▶ Quoted passage

Global stocks hit skids before US growth data

London

World stock markets mostly fell Friday before US growth data, as a rash of disappointing company results and auto sector woes sent Europe skidding lower. Asian equities tumbled after two days of gains, as a US tech sell-off spread to the region and compounded concerns over corporate earnings. The mood also soured in Europe, where shares in Renault tumbled 5.6 percent on a weak outlook for the French carmaker despite surging sales and record profits in the first half of 2017.
In Frankfurt, BMW, Daimler and Volkswagen shares each dropped by about 1.7 percent in value.
The three were this week hit with lawsuits over their alleged collusion to drive up the prices of their cars. The suits filed almost simultaneously in US and Canadian courts come as European authorities investigate the German carmakers cartel which allegedly struck unlawful bargains to share technology and strategy.
Elsewhere Friday, London’s benchmark FTSE 100 index was down nearly a percent, weighed down by poor results from troubled telecoms and television firm BT Group.
BT shares slid 3.8 percent to 304 pence after the group posted a 42-percent slump in first-quarter profits, rocked by fresh fallout from an Italian accounting scandal.

▶ Data provided
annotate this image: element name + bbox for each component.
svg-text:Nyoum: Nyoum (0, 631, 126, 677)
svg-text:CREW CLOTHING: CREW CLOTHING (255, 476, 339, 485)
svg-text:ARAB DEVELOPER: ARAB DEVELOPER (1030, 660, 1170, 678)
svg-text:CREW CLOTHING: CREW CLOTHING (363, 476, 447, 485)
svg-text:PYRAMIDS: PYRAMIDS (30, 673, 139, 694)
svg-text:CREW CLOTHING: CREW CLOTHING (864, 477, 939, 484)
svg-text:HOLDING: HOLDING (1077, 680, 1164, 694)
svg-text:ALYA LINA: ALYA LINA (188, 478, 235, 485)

▶ Brief A
Reproduce the entries verbatim, from their first line through the line containing "svg-text:HOLDING: HOLDING (1077, 680, 1164, 694)", both ends included.
▶ Brief B
What comes next in the report on world stocks falling before US growth data? Write the continuation that follows its final sentence.

▶ Reply A
annotate this image: element name + bbox for each component.
svg-text:Nyoum: Nyoum (0, 631, 126, 677)
svg-text:CREW CLOTHING: CREW CLOTHING (255, 476, 339, 485)
svg-text:ARAB DEVELOPER: ARAB DEVELOPER (1030, 660, 1170, 678)
svg-text:CREW CLOTHING: CREW CLOTHING (363, 476, 447, 485)
svg-text:PYRAMIDS: PYRAMIDS (30, 673, 139, 694)
svg-text:CREW CLOTHING: CREW CLOTHING (864, 477, 939, 484)
svg-text:HOLDING: HOLDING (1077, 680, 1164, 694)

▶ Reply B
Barclays shares fell 0.7 percent as the bank reported a first-half net loss of #1.21 billion ($1.58 billion, 1.35 billion euros) after offloading part of its African business.
“The FTSE looks set to end the week on a downbeat note, following on from a weak session for stocks in Asia,” said IG analyst Joshua Mahony.
“While US firms have been enjoying an outstanding earnings season thus far, UK-listed firms have not had it all their own way with disappointments from the likes of Barclays and BT proving a drag on the FTSE 100.”
In New York on Thursday, the tech-heavy Nasdaq’s streak of all-time high closes ended with Apple, Google-parent Alphabet and Netflix shares all slumping at least 1.5 percent.
Investors were also spooked after internet colossus Amazon reported its profit shrank despite surging sales as it poured money into growth, with its shares slipping three percent.
The Dow however closed at its second straight record following strong earnings from Verizon, Procter & Gamble and Boeing.
Meanwhile on Friday, the euro hovered close to a two-year pinnacle ahead of publication of key US second-quarter economic growth.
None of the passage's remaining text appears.